**TASK DESCRIPTION**. Below are the records. List every line holding the word "için".

**RECORDS SHOWN**.

********************

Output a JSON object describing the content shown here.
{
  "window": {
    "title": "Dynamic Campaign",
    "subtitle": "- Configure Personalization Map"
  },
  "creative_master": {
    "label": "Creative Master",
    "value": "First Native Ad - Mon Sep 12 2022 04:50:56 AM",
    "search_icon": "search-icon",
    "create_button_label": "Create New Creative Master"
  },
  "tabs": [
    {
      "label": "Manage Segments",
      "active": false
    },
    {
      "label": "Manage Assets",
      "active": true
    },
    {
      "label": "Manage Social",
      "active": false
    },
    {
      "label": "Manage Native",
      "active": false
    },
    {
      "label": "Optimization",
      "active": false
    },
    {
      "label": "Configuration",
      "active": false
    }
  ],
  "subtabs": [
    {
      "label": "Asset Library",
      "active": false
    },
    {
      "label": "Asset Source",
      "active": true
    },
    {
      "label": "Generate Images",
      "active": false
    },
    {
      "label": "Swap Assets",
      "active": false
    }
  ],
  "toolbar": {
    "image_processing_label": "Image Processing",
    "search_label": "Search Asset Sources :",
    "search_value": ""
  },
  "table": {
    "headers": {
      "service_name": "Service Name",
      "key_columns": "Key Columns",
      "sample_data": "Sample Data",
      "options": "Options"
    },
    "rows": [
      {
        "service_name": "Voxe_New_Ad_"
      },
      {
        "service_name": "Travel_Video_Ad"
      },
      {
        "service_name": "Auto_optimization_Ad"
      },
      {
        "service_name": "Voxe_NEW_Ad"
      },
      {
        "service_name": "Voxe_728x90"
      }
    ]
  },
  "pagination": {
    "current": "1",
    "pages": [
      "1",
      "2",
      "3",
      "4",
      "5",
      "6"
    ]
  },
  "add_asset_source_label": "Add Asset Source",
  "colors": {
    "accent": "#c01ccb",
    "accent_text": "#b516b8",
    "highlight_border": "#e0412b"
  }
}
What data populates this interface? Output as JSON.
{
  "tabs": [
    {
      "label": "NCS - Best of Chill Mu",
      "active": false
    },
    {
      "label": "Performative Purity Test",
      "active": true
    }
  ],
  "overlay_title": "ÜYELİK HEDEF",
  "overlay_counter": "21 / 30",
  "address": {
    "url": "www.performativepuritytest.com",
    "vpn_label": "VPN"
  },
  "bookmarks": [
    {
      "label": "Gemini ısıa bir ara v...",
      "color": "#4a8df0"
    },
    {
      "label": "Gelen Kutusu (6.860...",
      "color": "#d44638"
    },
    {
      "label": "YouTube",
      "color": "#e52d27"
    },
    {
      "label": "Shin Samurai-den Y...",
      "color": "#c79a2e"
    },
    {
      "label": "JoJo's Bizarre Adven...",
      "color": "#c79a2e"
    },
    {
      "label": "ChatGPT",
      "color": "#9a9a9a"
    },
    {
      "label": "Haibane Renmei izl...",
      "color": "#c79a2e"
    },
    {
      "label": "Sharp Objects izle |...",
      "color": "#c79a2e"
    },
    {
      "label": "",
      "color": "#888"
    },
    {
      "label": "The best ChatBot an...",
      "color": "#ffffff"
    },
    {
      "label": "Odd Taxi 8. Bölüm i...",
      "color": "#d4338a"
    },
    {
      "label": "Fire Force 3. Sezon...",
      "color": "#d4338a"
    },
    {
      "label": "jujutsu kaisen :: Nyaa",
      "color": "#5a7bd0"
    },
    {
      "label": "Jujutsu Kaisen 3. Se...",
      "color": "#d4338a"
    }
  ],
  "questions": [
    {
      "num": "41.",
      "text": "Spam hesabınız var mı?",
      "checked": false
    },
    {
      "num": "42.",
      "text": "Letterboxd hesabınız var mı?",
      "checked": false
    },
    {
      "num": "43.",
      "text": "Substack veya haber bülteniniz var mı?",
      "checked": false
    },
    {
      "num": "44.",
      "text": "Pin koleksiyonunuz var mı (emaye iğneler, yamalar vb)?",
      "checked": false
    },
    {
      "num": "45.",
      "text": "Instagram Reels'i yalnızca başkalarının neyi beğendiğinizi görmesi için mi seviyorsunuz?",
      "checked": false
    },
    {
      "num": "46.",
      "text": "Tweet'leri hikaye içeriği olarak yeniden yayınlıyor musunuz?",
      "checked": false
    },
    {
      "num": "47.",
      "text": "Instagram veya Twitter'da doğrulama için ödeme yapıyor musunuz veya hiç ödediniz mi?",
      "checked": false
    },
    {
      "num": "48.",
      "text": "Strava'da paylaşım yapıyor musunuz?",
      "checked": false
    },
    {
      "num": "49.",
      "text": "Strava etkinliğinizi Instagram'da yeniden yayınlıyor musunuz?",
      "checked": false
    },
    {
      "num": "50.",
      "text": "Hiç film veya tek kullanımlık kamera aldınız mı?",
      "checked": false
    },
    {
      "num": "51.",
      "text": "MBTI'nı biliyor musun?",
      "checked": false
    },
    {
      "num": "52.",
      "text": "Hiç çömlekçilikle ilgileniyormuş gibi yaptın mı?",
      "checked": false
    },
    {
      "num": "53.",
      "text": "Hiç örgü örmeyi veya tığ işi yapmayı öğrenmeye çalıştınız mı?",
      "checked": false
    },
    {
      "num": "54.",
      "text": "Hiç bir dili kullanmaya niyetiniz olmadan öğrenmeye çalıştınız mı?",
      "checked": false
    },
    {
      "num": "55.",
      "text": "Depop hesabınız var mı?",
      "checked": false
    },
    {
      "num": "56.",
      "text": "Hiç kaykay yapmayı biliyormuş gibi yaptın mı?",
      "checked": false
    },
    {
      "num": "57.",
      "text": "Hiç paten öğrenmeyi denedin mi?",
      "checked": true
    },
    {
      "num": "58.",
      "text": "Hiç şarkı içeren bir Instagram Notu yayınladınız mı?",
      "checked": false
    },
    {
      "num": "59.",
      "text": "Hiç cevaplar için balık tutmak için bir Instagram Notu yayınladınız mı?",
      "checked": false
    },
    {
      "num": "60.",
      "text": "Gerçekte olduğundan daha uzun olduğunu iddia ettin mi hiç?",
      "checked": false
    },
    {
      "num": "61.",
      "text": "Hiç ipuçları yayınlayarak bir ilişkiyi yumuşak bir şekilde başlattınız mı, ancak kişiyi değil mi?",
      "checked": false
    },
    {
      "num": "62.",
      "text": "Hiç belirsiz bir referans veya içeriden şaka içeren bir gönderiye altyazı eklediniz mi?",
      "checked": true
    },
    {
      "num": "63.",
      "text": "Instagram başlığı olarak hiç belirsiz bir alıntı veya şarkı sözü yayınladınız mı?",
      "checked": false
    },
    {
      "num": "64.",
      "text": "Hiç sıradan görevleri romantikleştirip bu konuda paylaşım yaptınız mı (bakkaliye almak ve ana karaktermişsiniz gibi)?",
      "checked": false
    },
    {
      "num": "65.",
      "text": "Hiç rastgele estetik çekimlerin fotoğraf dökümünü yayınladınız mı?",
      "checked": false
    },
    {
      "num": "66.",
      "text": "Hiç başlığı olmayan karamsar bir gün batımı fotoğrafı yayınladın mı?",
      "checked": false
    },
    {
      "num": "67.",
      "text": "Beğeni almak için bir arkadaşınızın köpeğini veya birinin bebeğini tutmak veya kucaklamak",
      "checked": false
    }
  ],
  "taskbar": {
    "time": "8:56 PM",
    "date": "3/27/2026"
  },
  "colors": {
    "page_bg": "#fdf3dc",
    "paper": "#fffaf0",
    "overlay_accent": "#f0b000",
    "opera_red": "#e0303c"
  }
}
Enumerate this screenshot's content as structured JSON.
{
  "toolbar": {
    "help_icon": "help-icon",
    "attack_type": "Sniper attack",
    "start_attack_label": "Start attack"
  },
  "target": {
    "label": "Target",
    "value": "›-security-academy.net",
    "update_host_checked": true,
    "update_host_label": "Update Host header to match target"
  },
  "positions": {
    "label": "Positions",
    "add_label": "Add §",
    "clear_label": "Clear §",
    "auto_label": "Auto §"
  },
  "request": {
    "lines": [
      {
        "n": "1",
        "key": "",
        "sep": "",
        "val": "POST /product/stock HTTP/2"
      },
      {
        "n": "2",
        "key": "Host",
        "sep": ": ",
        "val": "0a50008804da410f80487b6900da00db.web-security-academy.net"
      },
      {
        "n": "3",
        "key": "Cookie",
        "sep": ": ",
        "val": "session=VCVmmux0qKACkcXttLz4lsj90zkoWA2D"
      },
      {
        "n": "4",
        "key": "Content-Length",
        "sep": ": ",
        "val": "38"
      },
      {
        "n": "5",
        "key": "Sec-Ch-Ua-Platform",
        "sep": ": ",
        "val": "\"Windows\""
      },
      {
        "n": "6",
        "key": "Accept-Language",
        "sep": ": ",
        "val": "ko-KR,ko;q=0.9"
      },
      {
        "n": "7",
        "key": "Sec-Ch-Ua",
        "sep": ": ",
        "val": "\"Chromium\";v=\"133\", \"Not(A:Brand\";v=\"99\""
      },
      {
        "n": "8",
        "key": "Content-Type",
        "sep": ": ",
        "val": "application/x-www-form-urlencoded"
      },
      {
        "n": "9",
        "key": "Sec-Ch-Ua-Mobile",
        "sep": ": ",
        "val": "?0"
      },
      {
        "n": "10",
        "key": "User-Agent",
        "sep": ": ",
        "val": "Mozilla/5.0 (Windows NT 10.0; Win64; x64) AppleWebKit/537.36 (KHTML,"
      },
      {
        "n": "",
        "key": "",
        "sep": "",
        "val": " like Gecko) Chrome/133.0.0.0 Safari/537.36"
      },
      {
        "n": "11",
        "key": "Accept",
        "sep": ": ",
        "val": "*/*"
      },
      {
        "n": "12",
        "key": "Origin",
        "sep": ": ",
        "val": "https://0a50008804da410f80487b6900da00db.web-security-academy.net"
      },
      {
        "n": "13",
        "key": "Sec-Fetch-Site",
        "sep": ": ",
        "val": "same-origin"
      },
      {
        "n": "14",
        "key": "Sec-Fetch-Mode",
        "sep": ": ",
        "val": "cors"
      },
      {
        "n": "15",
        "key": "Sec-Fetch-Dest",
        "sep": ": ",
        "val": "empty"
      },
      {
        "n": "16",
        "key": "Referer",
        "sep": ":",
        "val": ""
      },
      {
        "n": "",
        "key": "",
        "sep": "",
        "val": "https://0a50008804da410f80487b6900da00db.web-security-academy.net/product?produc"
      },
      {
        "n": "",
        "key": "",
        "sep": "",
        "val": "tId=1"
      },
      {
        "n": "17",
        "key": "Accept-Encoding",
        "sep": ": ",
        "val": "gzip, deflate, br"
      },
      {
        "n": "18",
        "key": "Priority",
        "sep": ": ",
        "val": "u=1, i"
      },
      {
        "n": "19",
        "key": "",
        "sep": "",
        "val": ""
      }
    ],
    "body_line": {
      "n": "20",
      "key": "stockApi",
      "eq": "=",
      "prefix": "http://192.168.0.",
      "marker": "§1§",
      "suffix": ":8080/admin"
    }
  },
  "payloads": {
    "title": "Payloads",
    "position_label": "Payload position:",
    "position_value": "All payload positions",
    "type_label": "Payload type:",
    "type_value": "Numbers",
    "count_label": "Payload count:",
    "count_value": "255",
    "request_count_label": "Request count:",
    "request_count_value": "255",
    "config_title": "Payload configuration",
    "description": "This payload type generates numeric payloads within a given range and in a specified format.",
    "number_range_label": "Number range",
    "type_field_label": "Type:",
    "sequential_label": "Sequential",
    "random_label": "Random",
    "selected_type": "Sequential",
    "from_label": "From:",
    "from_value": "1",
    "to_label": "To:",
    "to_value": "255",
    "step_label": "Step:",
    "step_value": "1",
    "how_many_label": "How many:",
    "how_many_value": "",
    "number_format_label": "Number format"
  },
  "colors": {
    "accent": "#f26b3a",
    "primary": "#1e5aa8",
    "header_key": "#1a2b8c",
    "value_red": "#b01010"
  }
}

********************

**FINISHED EXERCISE**.
      "text": "Instagram Reels'i yalnızca başkalarının neyi beğendiğinizi görmesi için mi seviyorsunuz?",
      "text": "Instagram veya Twitter'da doğrulama için ödeme yapıyor musunuz veya hiç ödediniz mi?",
      "text": "Hiç cevaplar için balık tutmak için bir Instagram Notu yayınladınız mı?",
      "text": "Beğeni almak için bir arkadaşınızın köpeğini veya birinin bebeğini tutmak veya kucaklamak",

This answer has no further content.